— SET TASK —
Transcribe all the records with complete accuracy.

— SUPPLIED RECORDS —

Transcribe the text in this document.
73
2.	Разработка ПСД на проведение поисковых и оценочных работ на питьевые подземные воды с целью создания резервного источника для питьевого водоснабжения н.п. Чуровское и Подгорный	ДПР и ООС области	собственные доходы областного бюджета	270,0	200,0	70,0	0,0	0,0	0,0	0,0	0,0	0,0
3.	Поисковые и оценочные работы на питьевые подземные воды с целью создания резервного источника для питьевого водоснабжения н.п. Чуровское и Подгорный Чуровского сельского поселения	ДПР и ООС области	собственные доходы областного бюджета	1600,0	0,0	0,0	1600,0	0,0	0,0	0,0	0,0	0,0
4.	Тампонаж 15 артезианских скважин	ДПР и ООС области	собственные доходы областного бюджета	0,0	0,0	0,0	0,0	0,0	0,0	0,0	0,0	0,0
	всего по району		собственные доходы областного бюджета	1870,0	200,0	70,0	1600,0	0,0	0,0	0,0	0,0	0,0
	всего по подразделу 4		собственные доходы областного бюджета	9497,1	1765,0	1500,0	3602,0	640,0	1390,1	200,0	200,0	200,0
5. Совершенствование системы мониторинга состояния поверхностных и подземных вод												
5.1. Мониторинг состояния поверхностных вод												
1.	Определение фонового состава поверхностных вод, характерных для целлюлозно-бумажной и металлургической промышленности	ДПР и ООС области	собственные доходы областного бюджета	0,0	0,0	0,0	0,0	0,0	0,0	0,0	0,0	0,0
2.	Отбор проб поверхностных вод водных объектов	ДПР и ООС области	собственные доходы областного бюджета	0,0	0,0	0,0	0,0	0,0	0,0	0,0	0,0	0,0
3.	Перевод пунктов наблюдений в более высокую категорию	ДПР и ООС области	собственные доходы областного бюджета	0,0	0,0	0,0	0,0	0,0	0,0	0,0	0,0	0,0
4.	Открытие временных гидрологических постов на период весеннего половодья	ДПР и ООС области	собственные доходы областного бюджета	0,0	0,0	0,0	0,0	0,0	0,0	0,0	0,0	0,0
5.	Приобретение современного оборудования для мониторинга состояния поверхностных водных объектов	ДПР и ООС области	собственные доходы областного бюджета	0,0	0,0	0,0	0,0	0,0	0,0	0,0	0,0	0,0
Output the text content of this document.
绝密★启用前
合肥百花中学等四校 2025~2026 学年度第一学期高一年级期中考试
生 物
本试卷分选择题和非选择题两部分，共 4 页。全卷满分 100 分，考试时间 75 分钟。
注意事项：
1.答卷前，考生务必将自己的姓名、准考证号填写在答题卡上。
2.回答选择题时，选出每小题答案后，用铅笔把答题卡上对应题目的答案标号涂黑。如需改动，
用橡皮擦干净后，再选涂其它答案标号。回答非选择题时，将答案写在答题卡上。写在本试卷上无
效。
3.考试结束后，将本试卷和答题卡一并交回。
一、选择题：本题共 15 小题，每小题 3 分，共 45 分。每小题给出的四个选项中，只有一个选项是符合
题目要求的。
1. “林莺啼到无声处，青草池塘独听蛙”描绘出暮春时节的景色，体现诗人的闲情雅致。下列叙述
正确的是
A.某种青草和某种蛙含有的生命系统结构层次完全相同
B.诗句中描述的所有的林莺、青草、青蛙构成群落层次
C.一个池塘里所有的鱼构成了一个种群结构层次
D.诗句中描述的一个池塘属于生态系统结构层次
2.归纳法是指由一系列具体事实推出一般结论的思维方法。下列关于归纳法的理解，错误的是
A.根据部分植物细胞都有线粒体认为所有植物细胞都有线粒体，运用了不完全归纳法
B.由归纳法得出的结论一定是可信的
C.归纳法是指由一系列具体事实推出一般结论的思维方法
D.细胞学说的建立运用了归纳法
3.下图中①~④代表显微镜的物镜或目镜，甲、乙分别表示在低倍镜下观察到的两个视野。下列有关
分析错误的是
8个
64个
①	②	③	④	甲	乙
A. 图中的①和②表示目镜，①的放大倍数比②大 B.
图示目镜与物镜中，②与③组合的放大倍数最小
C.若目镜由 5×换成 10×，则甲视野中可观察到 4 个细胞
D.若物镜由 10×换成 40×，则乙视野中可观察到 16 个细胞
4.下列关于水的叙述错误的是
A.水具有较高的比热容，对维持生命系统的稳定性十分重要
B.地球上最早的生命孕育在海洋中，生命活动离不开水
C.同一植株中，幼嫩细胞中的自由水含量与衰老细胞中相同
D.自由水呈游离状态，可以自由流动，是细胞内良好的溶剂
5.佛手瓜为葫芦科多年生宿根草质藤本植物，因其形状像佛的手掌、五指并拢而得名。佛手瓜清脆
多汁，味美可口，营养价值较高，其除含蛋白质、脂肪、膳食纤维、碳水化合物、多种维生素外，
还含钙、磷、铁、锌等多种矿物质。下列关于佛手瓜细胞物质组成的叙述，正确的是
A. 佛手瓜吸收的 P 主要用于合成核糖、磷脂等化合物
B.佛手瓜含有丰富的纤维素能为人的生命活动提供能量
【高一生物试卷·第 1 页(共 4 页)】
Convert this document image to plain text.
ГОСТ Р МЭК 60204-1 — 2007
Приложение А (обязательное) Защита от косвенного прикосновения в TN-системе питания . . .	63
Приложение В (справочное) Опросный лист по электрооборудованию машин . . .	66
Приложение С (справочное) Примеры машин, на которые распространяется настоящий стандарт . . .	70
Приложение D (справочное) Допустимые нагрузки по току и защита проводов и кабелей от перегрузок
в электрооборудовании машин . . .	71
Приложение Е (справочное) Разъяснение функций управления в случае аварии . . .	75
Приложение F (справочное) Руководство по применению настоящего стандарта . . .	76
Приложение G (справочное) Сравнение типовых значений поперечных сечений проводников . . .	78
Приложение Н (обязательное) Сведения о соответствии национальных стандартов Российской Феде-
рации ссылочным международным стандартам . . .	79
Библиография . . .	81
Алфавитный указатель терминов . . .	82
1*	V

— SOLUTION —
Transcribe the text in this document.
73
2.	Разработка ПСД на проведение поисковых и оценочных работ на питьевые подземные воды с целью создания резервного источника для питьевого водоснабжения н.п. Чуровское и Подгорный	ДПР и ООС области	собственные доходы областного бюджета	270,0	200,0	70,0	0,0	0,0	0,0	0,0	0,0	0,0
3.	Поисковые и оценочные работы на питьевые подземные воды с целью создания резервного источника для питьевого водоснабжения н.п. Чуровское и Подгорный Чуровского сельского поселения	ДПР и ООС области	собственные доходы областного бюджета	1600,0	0,0	0,0	1600,0	0,0	0,0	0,0	0,0	0,0
4.	Тампонаж 15 артезианских скважин	ДПР и ООС области	собственные доходы областного бюджета	0,0	0,0	0,0	0,0	0,0	0,0	0,0	0,0	0,0
	всего по району		собственные доходы областного бюджета	1870,0	200,0	70,0	1600,0	0,0	0,0	0,0	0,0	0,0
	всего по подразделу 4		собственные доходы областного бюджета	9497,1	1765,0	1500,0	3602,0	640,0	1390,1	200,0	200,0	200,0
5. Совершенствование системы мониторинга состояния поверхностных и подземных вод												
5.1. Мониторинг состояния поверхностных вод												
1.	Определение фонового состава поверхностных вод, характерных для целлюлозно-бумажной и металлургической промышленности	ДПР и ООС области	собственные доходы областного бюджета	0,0	0,0	0,0	0,0	0,0	0,0	0,0	0,0	0,0
2.	Отбор проб поверхностных вод водных объектов	ДПР и ООС области	собственные доходы областного бюджета	0,0	0,0	0,0	0,0	0,0	0,0	0,0	0,0	0,0
3.	Перевод пунктов наблюдений в более высокую категорию	ДПР и ООС области	собственные доходы областного бюджета	0,0	0,0	0,0	0,0	0,0	0,0	0,0	0,0	0,0
4.	Открытие временных гидрологических постов на период весеннего половодья	ДПР и ООС области	собственные доходы областного бюджета	0,0	0,0	0,0	0,0	0,0	0,0	0,0	0,0	0,0
5.	Приобретение современного оборудования для мониторинга состояния поверхностных водных объектов	ДПР и ООС области	собственные доходы областного бюджета	0,0	0,0	0,0	0,0	0,0	0,0	0,0	0,0	0,0
Output the text content of this document.
绝密★启用前
合肥百花中学等四校 2025~2026 学年度第一学期高一年级期中考试
生 物
本试卷分选择题和非选择题两部分，共 4 页。全卷满分 100 分，考试时间 75 分钟。
注意事项：
1.答卷前，考生务必将自己的姓名、准考证号填写在答题卡上。
2.回答选择题时，选出每小题答案后，用铅笔把答题卡上对应题目的答案标号涂黑。如需改动，
用橡皮擦干净后，再选涂其它答案标号。回答非选择题时，将答案写在答题卡上。写在本试卷上无
效。
3.考试结束后，将本试卷和答题卡一并交回。
一、选择题：本题共 15 小题，每小题 3 分，共 45 分。每小题给出的四个选项中，只有一个选项是符合
题目要求的。
1. “林莺啼到无声处，青草池塘独听蛙”描绘出暮春时节的景色，体现诗人的闲情雅致。下列叙述
正确的是
A.某种青草和某种蛙含有的生命系统结构层次完全相同
B.诗句中描述的所有的林莺、青草、青蛙构成群落层次
C.一个池塘里所有的鱼构成了一个种群结构层次
D.诗句中描述的一个池塘属于生态系统结构层次
2.归纳法是指由一系列具体事实推出一般结论的思维方法。下列关于归纳法的理解，错误的是
A.根据部分植物细胞都有线粒体认为所有植物细胞都有线粒体，运用了不完全归纳法
B.由归纳法得出的结论一定是可信的
C.归纳法是指由一系列具体事实推出一般结论的思维方法
D.细胞学说的建立运用了归纳法
3.下图中①~④代表显微镜的物镜或目镜，甲、乙分别表示在低倍镜下观察到的两个视野。下列有关
分析错误的是
8个
64个
①	②	③	④	甲	乙
A. 图中的①和②表示目镜，①的放大倍数比②大 B.
图示目镜与物镜中，②与③组合的放大倍数最小
C.若目镜由 5×换成 10×，则甲视野中可观察到 4 个细胞
D.若物镜由 10×换成 40×，则乙视野中可观察到 16 个细胞
4.下列关于水的叙述错误的是
A.水具有较高的比热容，对维持生命系统的稳定性十分重要
B.地球上最早的生命孕育在海洋中，生命活动离不开水
C.同一植株中，幼嫩细胞中的自由水含量与衰老细胞中相同
D.自由水呈游离状态，可以自由流动，是细胞内良好的溶剂
5.佛手瓜为葫芦科多年生宿根草质藤本植物，因其形状像佛的手掌、五指并拢而得名。佛手瓜清脆
多汁，味美可口，营养价值较高，其除含蛋白质、脂肪、膳食纤维、碳水化合物、多种维生素外，
还含钙、磷、铁、锌等多种矿物质。下列关于佛手瓜细胞物质组成的叙述，正确的是
A. 佛手瓜吸收的 P 主要用于合成核糖、磷脂等化合物
B.佛手瓜含有丰富的纤维素能为人的生命活动提供能量
【高一生物试卷·第 1 页(共 4 页)】
Convert this document image to plain text.
ГОСТ Р МЭК 60204-1 — 2007
Приложение А (обязательное) Защита от косвенного прикосновения в TN-системе питания . . .	63
Приложение В (справочное) Опросный лист по электрооборудованию машин . . .	66
Приложение С (справочное) Примеры машин, на которые распространяется настоящий стандарт . . .	70
Приложение D (справочное) Допустимые нагрузки по току и защита проводов и кабелей от перегрузок
в электрооборудовании машин . . .	71
Приложение Е (справочное) Разъяснение функций управления в случае аварии . . .	75
Приложение F (справочное) Руководство по применению настоящего стандарта . . .	76
Приложение G (справочное) Сравнение типовых значений поперечных сечений проводников . . .	78
Приложение Н (обязательное) Сведения о соответствии национальных стандартов Российской Феде-
рации ссылочным международным стандартам . . .	79
Библиография . . .	81
Алфавитный указатель терминов . . .	82
1*	V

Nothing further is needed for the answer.